* _GIVEN REQUEST_
Everything in the listing should be restated word for word.

* _INPUT ROWS_
'''

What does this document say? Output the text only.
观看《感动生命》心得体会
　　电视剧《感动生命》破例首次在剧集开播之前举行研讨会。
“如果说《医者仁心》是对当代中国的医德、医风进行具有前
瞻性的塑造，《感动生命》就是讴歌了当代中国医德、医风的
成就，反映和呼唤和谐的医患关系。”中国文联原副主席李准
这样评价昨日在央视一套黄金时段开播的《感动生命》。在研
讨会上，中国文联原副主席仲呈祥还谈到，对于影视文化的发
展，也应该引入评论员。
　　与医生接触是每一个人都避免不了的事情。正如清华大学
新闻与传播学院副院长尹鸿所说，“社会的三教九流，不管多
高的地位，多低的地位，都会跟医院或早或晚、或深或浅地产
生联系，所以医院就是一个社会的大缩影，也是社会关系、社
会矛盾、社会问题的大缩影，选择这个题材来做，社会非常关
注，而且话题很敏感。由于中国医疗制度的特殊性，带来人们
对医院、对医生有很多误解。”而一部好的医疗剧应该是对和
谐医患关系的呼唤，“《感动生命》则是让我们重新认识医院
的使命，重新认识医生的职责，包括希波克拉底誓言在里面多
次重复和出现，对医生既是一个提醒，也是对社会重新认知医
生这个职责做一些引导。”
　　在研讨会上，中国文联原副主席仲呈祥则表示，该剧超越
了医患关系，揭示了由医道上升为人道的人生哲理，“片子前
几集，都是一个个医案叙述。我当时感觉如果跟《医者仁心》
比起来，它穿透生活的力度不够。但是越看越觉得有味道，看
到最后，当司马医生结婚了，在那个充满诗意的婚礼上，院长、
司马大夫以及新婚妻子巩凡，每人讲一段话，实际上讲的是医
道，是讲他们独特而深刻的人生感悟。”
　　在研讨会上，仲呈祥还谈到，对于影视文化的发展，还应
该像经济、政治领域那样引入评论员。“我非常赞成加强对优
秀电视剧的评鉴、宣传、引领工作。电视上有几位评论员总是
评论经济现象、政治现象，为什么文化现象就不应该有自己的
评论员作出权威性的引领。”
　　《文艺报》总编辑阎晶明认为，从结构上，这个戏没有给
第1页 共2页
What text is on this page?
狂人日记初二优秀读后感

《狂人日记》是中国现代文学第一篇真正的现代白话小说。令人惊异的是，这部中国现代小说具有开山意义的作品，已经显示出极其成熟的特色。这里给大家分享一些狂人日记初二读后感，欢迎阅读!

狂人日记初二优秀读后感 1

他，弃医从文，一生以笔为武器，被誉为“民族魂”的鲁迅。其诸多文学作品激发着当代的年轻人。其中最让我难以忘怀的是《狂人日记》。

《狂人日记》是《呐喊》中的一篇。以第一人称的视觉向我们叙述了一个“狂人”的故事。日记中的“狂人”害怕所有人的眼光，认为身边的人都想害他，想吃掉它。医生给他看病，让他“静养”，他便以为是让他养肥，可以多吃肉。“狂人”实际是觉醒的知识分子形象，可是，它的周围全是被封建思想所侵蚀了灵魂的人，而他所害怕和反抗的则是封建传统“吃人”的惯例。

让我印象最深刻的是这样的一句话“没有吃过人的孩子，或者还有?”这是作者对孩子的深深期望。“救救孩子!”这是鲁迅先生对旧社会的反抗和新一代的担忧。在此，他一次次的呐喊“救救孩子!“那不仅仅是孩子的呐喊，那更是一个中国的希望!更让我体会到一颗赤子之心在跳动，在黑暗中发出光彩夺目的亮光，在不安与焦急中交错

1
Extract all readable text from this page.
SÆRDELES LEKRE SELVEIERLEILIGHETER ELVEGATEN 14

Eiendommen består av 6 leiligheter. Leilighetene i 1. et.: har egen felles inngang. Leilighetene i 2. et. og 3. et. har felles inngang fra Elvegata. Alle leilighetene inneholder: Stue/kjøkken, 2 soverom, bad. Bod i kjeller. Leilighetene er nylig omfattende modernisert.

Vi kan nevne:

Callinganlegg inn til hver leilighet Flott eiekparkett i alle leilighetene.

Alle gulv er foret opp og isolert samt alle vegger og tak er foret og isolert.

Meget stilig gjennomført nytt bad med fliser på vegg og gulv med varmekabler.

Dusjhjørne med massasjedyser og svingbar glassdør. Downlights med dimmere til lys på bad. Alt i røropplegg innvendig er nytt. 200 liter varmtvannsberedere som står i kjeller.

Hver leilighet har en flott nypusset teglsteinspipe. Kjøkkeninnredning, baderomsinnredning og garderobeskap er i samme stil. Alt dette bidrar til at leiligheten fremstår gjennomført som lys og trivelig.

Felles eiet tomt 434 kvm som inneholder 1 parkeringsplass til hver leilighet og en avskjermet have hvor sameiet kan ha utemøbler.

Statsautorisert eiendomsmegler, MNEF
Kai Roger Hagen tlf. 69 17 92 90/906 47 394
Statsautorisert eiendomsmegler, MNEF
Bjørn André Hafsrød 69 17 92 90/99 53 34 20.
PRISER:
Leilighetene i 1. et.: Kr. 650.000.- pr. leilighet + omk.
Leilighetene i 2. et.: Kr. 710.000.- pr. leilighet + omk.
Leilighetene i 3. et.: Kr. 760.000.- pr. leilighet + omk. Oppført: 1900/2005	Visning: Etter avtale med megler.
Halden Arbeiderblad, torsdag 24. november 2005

'''

* _FULL SOLUTION_
What does this document say? Output the text only.
观看《感动生命》心得体会
　　电视剧《感动生命》破例首次在剧集开播之前举行研讨会。
“如果说《医者仁心》是对当代中国的医德、医风进行具有前
瞻性的塑造，《感动生命》就是讴歌了当代中国医德、医风的
成就，反映和呼唤和谐的医患关系。”中国文联原副主席李准
这样评价昨日在央视一套黄金时段开播的《感动生命》。在研
讨会上，中国文联原副主席仲呈祥还谈到，对于影视文化的发
展，也应该引入评论员。
　　与医生接触是每一个人都避免不了的事情。正如清华大学
新闻与传播学院副院长尹鸿所说，“社会的三教九流，不管多
高的地位，多低的地位，都会跟医院或早或晚、或深或浅地产
生联系，所以医院就是一个社会的大缩影，也是社会关系、社
会矛盾、社会问题的大缩影，选择这个题材来做，社会非常关
注，而且话题很敏感。由于中国医疗制度的特殊性，带来人们
对医院、对医生有很多误解。”而一部好的医疗剧应该是对和
谐医患关系的呼唤，“《感动生命》则是让我们重新认识医院
的使命，重新认识医生的职责，包括希波克拉底誓言在里面多
次重复和出现，对医生既是一个提醒，也是对社会重新认知医
生这个职责做一些引导。”
　　在研讨会上，中国文联原副主席仲呈祥则表示，该剧超越
了医患关系，揭示了由医道上升为人道的人生哲理，“片子前
几集，都是一个个医案叙述。我当时感觉如果跟《医者仁心》
比起来，它穿透生活的力度不够。但是越看越觉得有味道，看
到最后，当司马医生结婚了，在那个充满诗意的婚礼上，院长、
司马大夫以及新婚妻子巩凡，每人讲一段话，实际上讲的是医
道，是讲他们独特而深刻的人生感悟。”
　　在研讨会上，仲呈祥还谈到，对于影视文化的发展，还应
该像经济、政治领域那样引入评论员。“我非常赞成加强对优
秀电视剧的评鉴、宣传、引领工作。电视上有几位评论员总是
评论经济现象、政治现象，为什么文化现象就不应该有自己的
评论员作出权威性的引领。”
　　《文艺报》总编辑阎晶明认为，从结构上，这个戏没有给
第1页 共2页
What text is on this page?
狂人日记初二优秀读后感

《狂人日记》是中国现代文学第一篇真正的现代白话小说。令人惊异的是，这部中国现代小说具有开山意义的作品，已经显示出极其成熟的特色。这里给大家分享一些狂人日记初二读后感，欢迎阅读!

狂人日记初二优秀读后感 1

他，弃医从文，一生以笔为武器，被誉为“民族魂”的鲁迅。其诸多文学作品激发着当代的年轻人。其中最让我难以忘怀的是《狂人日记》。

《狂人日记》是《呐喊》中的一篇。以第一人称的视觉向我们叙述了一个“狂人”的故事。日记中的“狂人”害怕所有人的眼光，认为身边的人都想害他，想吃掉它。医生给他看病，让他“静养”，他便以为是让他养肥，可以多吃肉。“狂人”实际是觉醒的知识分子形象，可是，它的周围全是被封建思想所侵蚀了灵魂的人，而他所害怕和反抗的则是封建传统“吃人”的惯例。

让我印象最深刻的是这样的一句话“没有吃过人的孩子，或者还有?”这是作者对孩子的深深期望。“救救孩子!”这是鲁迅先生对旧社会的反抗和新一代的担忧。在此，他一次次的呐喊“救救孩子!“那不仅仅是孩子的呐喊，那更是一个中国的希望!更让我体会到一颗赤子之心在跳动，在黑暗中发出光彩夺目的亮光，在不安与焦急中交错

1
Extract all readable text from this page.
SÆRDELES LEKRE SELVEIERLEILIGHETER ELVEGATEN 14

Eiendommen består av 6 leiligheter. Leilighetene i 1. et.: har egen felles inngang. Leilighetene i 2. et. og 3. et. har felles inngang fra Elvegata. Alle leilighetene inneholder: Stue/kjøkken, 2 soverom, bad. Bod i kjeller. Leilighetene er nylig omfattende modernisert.

Vi kan nevne:

Callinganlegg inn til hver leilighet Flott eiekparkett i alle leilighetene.

Alle gulv er foret opp og isolert samt alle vegger og tak er foret og isolert.

Meget stilig gjennomført nytt bad med fliser på vegg og gulv med varmekabler.

Dusjhjørne med massasjedyser og svingbar glassdør. Downlights med dimmere til lys på bad. Alt i røropplegg innvendig er nytt. 200 liter varmtvannsberedere som står i kjeller.

Hver leilighet har en flott nypusset teglsteinspipe. Kjøkkeninnredning, baderomsinnredning og garderobeskap er i samme stil. Alt dette bidrar til at leiligheten fremstår gjennomført som lys og trivelig.

Felles eiet tomt 434 kvm som inneholder 1 parkeringsplass til hver leilighet og en avskjermet have hvor sameiet kan ha utemøbler.

Statsautorisert eiendomsmegler, MNEF
Kai Roger Hagen tlf. 69 17 92 90/906 47 394
Statsautorisert eiendomsmegler, MNEF
Bjørn André Hafsrød 69 17 92 90/99 53 34 20.
PRISER:
Leilighetene i 1. et.: Kr. 650.000.- pr. leilighet + omk.
Leilighetene i 2. et.: Kr. 710.000.- pr. leilighet + omk.
Leilighetene i 3. et.: Kr. 760.000.- pr. leilighet + omk. Oppført: 1900/2005	Visning: Etter avtale med megler.
Halden Arbeiderblad, torsdag 24. november 2005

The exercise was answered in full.